### WHAT THIS TASK INVOLVES
Rewrite the entries below as a Markdown table with the columns Row and Line, giving each line its own numbered row. Skip blank lines, and leave the pictures out of the answer.

start

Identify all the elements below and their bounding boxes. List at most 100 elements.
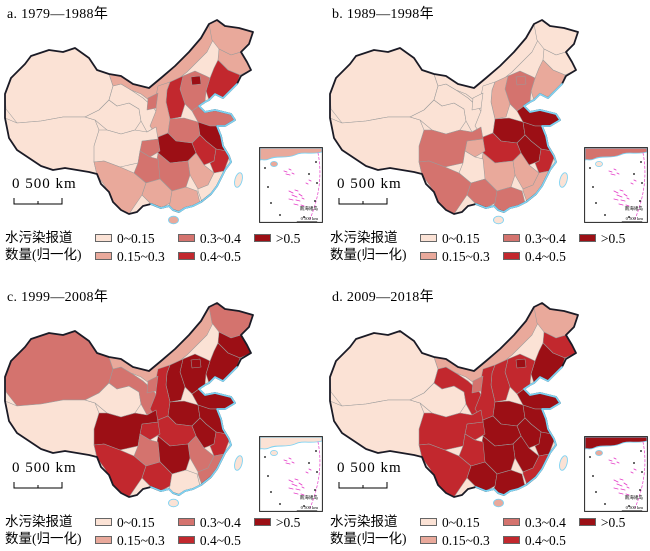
legend-item: 0~0.15 [420,230,490,247]
legend-swatch [95,518,112,526]
region-beijing [515,358,527,369]
legend-label: 0~0.15 [442,230,480,246]
legend-label: 0.3~0.4 [524,514,566,530]
legend-item: 0.3~0.4 [502,230,566,247]
legend-item: 0.15~0.3 [95,248,165,265]
legend-title-line2: 数量(归一化) [5,531,82,546]
legend-swatch [95,252,112,260]
region-beijing [515,75,527,86]
legend-item: >0.5 [578,230,625,247]
legend-items: 0~0.15 0.15~0.3 0.3~0.4 0.4~0.5 >0.5 [95,229,300,265]
inset-frame [584,436,648,512]
scale-bar: 0 500 km [337,460,427,495]
legend-swatch [578,518,596,526]
map-panel-d: d. 2009—2018年 0 500 km 南海诸岛 0 500 km 水污染… [325,278,650,551]
legend-swatch [95,536,112,544]
legend-items: 0~0.15 0.15~0.3 0.3~0.4 0.4~0.5 >0.5 [95,513,300,549]
inset-scale-text: 0 500 km [301,505,319,510]
legend-title-line1: 水污染报道 [330,230,398,245]
map-panel-c: c. 1999—2008年 0 500 km 南海诸岛 0 500 km 水污染… [0,278,325,551]
region-tibet [330,399,425,459]
south-china-sea-inset: 南海诸岛 0 500 km [259,436,323,512]
legend-item: 0.4~0.5 [177,532,241,549]
inset-frame [259,147,323,223]
map-legend: 水污染报道 数量(归一化) 0~0.15 0.15~0.3 0.3~0.4 0.… [5,513,300,549]
inset-scale-text: 0 500 km [301,216,319,221]
region-tibet [330,116,425,176]
scale-bar-text: 0 500 km [337,176,402,192]
inset-label: 南海诸岛 [300,494,319,501]
inset-hainan-island [595,161,603,167]
region-taiwan [559,455,568,471]
map-panel-a: a. 1979—1988年 0 500 km 南海诸岛 0 500 km 水污染… [0,0,325,273]
legend-title-line2: 数量(归一化) [330,531,407,546]
legend-item: 0.15~0.3 [420,532,490,549]
inset-hainan-island [595,450,603,456]
legend-swatch [177,536,195,544]
legend-label: 0.15~0.3 [117,532,165,548]
scale-bar-bracket [13,198,63,205]
legend-items: 0~0.15 0.15~0.3 0.3~0.4 0.4~0.5 >0.5 [420,229,625,265]
inset-label: 南海诸岛 [300,205,319,212]
legend-item: 0.3~0.4 [177,230,241,247]
inset-coastline [584,147,648,161]
legend-label: 0.4~0.5 [524,248,566,264]
legend-label: >0.5 [275,230,301,246]
legend-item: 0.3~0.4 [502,514,566,531]
legend-title-line1: 水污染报道 [330,514,398,529]
inset-label: 南海诸岛 [625,494,644,501]
inset-coastline [584,436,648,450]
region-hainan [493,498,504,508]
inset-scale-text: 0 500 km [626,216,644,221]
legend-items: 0~0.15 0.15~0.3 0.3~0.4 0.4~0.5 >0.5 [420,513,625,549]
region-beijing [190,75,202,86]
legend-title-line1: 水污染报道 [5,514,73,529]
legend-swatch [177,518,195,526]
legend-item: 0.15~0.3 [420,248,490,265]
legend-label: 0.4~0.5 [199,532,241,548]
inset-coastline [259,147,323,161]
region-hainan [168,498,179,508]
legend-item: 0~0.15 [95,514,165,531]
legend-title: 水污染报道 数量(归一化) [5,513,95,549]
legend-item: >0.5 [578,514,625,531]
panel-title: a. 1979—1988年 [7,7,109,22]
inset-hainan-island [270,161,278,167]
region-tibet [5,116,100,176]
legend-item: 0.4~0.5 [177,248,241,265]
china-choropleth-map [329,19,579,225]
legend-label: 0.15~0.3 [117,248,165,264]
scale-bar-text: 0 500 km [12,176,77,192]
legend-label: >0.5 [275,514,301,530]
south-china-sea-inset: 南海诸岛 0 500 km [259,147,323,223]
legend-title-line1: 水污染报道 [5,230,73,245]
scale-bar: 0 500 km [337,176,427,211]
legend-title-line2: 数量(归一化) [330,247,407,262]
inset-hainan-island [270,450,278,456]
legend-item: 0.4~0.5 [502,248,566,265]
legend-swatch [502,518,520,526]
legend-label: 0~0.15 [117,514,155,530]
legend-swatch [253,234,271,242]
legend-label: 0~0.15 [442,514,480,530]
legend-item: >0.5 [253,514,301,531]
legend-label: 0~0.15 [117,230,155,246]
panel-title: c. 1999—2008年 [7,290,109,305]
scale-bar: 0 500 km [12,176,102,211]
legend-label: 0.4~0.5 [524,532,566,548]
legend-swatch [502,536,520,544]
legend-item: 0~0.15 [95,230,165,247]
scale-bar-text: 0 500 km [12,460,77,476]
legend-swatch [177,234,195,242]
inset-frame [584,147,648,223]
legend-swatch [177,252,195,260]
china-choropleth-map [329,302,579,508]
legend-title: 水污染报道 数量(归一化) [330,229,420,265]
legend-item: 0.15~0.3 [95,532,165,549]
legend-label: 0.3~0.4 [524,230,566,246]
map-panel-b: b. 1989—1998年 0 500 km 南海诸岛 0 500 km 水污染… [325,0,650,273]
region-taiwan [234,172,243,188]
map-legend: 水污染报道 数量(归一化) 0~0.15 0.15~0.3 0.3~0.4 0.… [330,513,625,549]
china-choropleth-map [4,19,254,225]
legend-label: 0.3~0.4 [199,514,241,530]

end

### RESULT
| Row | Line |
|---|---|
| 1 | Identify all the elements below and their bounding boxes. List at most 100 elements. |
| 2 | legend-item: 0~0.15 [420,230,490,247] |
| 3 | legend-swatch [95,518,112,526] |
| 4 | region-beijing [515,358,527,369] |
| 5 | legend-label: 0~0.15 [442,230,480,246] |
| 6 | legend-label: 0.3~0.4 [524,514,566,530] |
| 7 | legend-item: 0.3~0.4 [502,230,566,247] |
| 8 | legend-item: 0.15~0.3 [95,248,165,265] |
| 9 | legend-title-line2: 数量(归一化) [5,531,82,546] |
| 10 | legend-swatch [95,252,112,260] |
| 11 | region-beijing [515,75,527,86] |
| 12 | legend-item: >0.5 [578,230,625,247] |
| 13 | legend-items: 0~0.15 0.15~0.3 0.3~0.4 0.4~0.5 >0.5 [95,229,300,265] |
| 14 | inset-frame [584,436,648,512] |
| 15 | scale-bar: 0 500 km [337,460,427,495] |
| 16 | legend-swatch [578,518,596,526] |
| 17 | map-panel-d: d. 2009—2018年 0 500 km 南海诸岛 0 500 km 水污染… [325,278,650,551] |
| 18 | legend-swatch [95,536,112,544] |
| 19 | legend-items: 0~0.15 0.15~0.3 0.3~0.4 0.4~0.5 >0.5 [95,513,300,549] |
| 20 | inset-scale-text: 0 500 km [301,505,319,510] |
| 21 | legend-title-line1: 水污染报道 [330,230,398,245] |
| 22 | map-panel-c: c. 1999—2008年 0 500 km 南海诸岛 0 500 km 水污染… [0,278,325,551] |
| 23 | region-tibet [330,399,425,459] |
| 24 | south-china-sea-inset: 南海诸岛 0 500 km [259,436,323,512] |
| 25 | legend-item: 0.4~0.5 [177,532,241,549] |
| 26 | inset-frame [259,147,323,223] |
| 27 | map-legend: 水污染报道 数量(归一化) 0~0.15 0.15~0.3 0.3~0.4 0.… [5,513,300,549] |
| 28 | inset-scale-text: 0 500 km [301,216,319,221] |
| 29 | region-tibet [330,116,425,176] |
| 30 | scale-bar-text: 0 500 km [337,176,402,192] |
| 31 | inset-label: 南海诸岛 [300,494,319,501] |
| 32 | inset-hainan-island [595,161,603,167] |
| 33 | region-taiwan [559,455,568,471] |
| 34 | map-panel-a: a. 1979—1988年 0 500 km 南海诸岛 0 500 km 水污染… [0,0,325,273] |
| 35 | legend-title-line2: 数量(归一化) [330,531,407,546] |
| 36 | legend-item: 0.15~0.3 [420,532,490,549] |
| 37 | inset-hainan-island [595,450,603,456] |
| 38 | legend-swatch [177,536,195,544] |
| 39 | legend-label: 0.15~0.3 [117,532,165,548] |
| 40 | scale-bar-bracket [13,198,63,205] |
| 41 | legend-items: 0~0.15 0.15~0.3 0.3~0.4 0.4~0.5 >0.5 [420,229,625,265] |
| 42 | inset-label: 南海诸岛 [300,205,319,212] |
| 43 | legend-item: 0.3~0.4 [177,230,241,247] |
| 44 | inset-coastline [584,147,648,161] |
| 45 | legend-label: 0.4~0.5 [524,248,566,264] |
| 46 | legend-label: >0.5 [275,230,301,246] |
| 47 | legend-item: 0.3~0.4 [502,514,566,531] |
| 48 | legend-title-line1: 水污染报道 [330,514,398,529] |
| 49 | inset-label: 南海诸岛 [625,494,644,501] |
| 50 | inset-coastline [584,436,648,450] |
| 51 | region-hainan [493,498,504,508] |
| 52 | inset-scale-text: 0 500 km [626,216,644,221] |
| 53 | legend-items: 0~0.15 0.15~0.3 0.3~0.4 0.4~0.5 >0.5 [420,513,625,549] |
| 54 | region-beijing [190,75,202,86] |
| 55 | legend-title-line1: 水污染报道 [5,514,73,529] |
| 56 | legend-swatch [177,518,195,526] |
| 57 | legend-item: 0.15~0.3 [420,248,490,265] |
| 58 | legend-label: 0.4~0.5 [199,532,241,548] |
| 59 | inset-coastline [259,147,323,161] |
| 60 | region-hainan [168,498,179,508] |
| 61 | legend-item: 0~0.15 [95,514,165,531] |
| 62 | legend-title: 水污染报道 数量(归一化) [5,513,95,549] |
| 63 | legend-item: >0.5 [578,514,625,531] |
| 64 | panel-title: a. 1979—1988年 [7,7,109,22] |
| 65 | inset-hainan-island [270,161,278,167] |
| 66 | region-tibet [5,116,100,176] |
| 67 | legend-item: 0.4~0.5 [177,248,241,265] |
| 68 | china-choropleth-map [329,19,579,225] |
| 69 | legend-label: 0.15~0.3 [117,248,165,264] |
| 70 | scale-bar-text: 0 500 km [12,176,77,192] |
| 71 | legend-label: >0.5 [275,514,301,530] |
| 72 | south-china-sea-inset: 南海诸岛 0 500 km [259,147,323,223] |
| 73 | legend-title-line1: 水污染报道 [5,230,73,245] |
| 74 | scale-bar: 0 500 km [337,176,427,211] |
| 75 | legend-title-line2: 数量(归一化) [330,247,407,262] |
| 76 | inset-hainan-island [270,450,278,456] |
| 77 | legend-item: 0.4~0.5 [502,248,566,265] |
| 78 | legend-swatch [502,518,520,526] |
| 79 | legend-label: 0~0.15 [117,514,155,530] |
| 80 | legend-swatch [253,234,271,242] |
| 81 | legend-label: 0~0.15 [442,514,480,530] |
| 82 | legend-item: >0.5 [253,514,301,531] |
| 83 | legend-label: 0~0.15 [117,230,155,246] |
| 84 | panel-title: c. 1999—2008年 [7,290,109,305] |
| 85 | scale-bar: 0 500 km [12,176,102,211] |
| 86 | legend-label: 0.4~0.5 [524,532,566,548] |
| 87 | legend-swatch [502,536,520,544] |
| 88 | legend-item: 0~0.15 [95,230,165,247] |
| 89 | scale-bar-text: 0 500 km [12,460,77,476] |
| 90 | legend-swatch [177,234,195,242] |
| 91 | inset-frame [584,147,648,223] |
| 92 | legend-swatch [177,252,195,260] |
| 93 | china-choropleth-map [329,302,579,508] |
| 94 | legend-title: 水污染报道 数量(归一化) [330,229,420,265] |
| 95 | legend-item: 0.15~0.3 [95,532,165,549] |
| 96 | legend-label: 0.3~0.4 [524,230,566,246] |
| 97 | map-panel-b: b. 1989—1998年 0 500 km 南海诸岛 0 500 km 水污染… [325,0,650,273] |
| 98 | region-taiwan [234,172,243,188] |
| 99 | map-legend: 水污染报道 数量(归一化) 0~0.15 0.15~0.3 0.3~0.4 0.… [330,513,625,549] |
| 100 | china-choropleth-map [4,19,254,225] |
| 101 | legend-label: 0.3~0.4 [199,514,241,530] |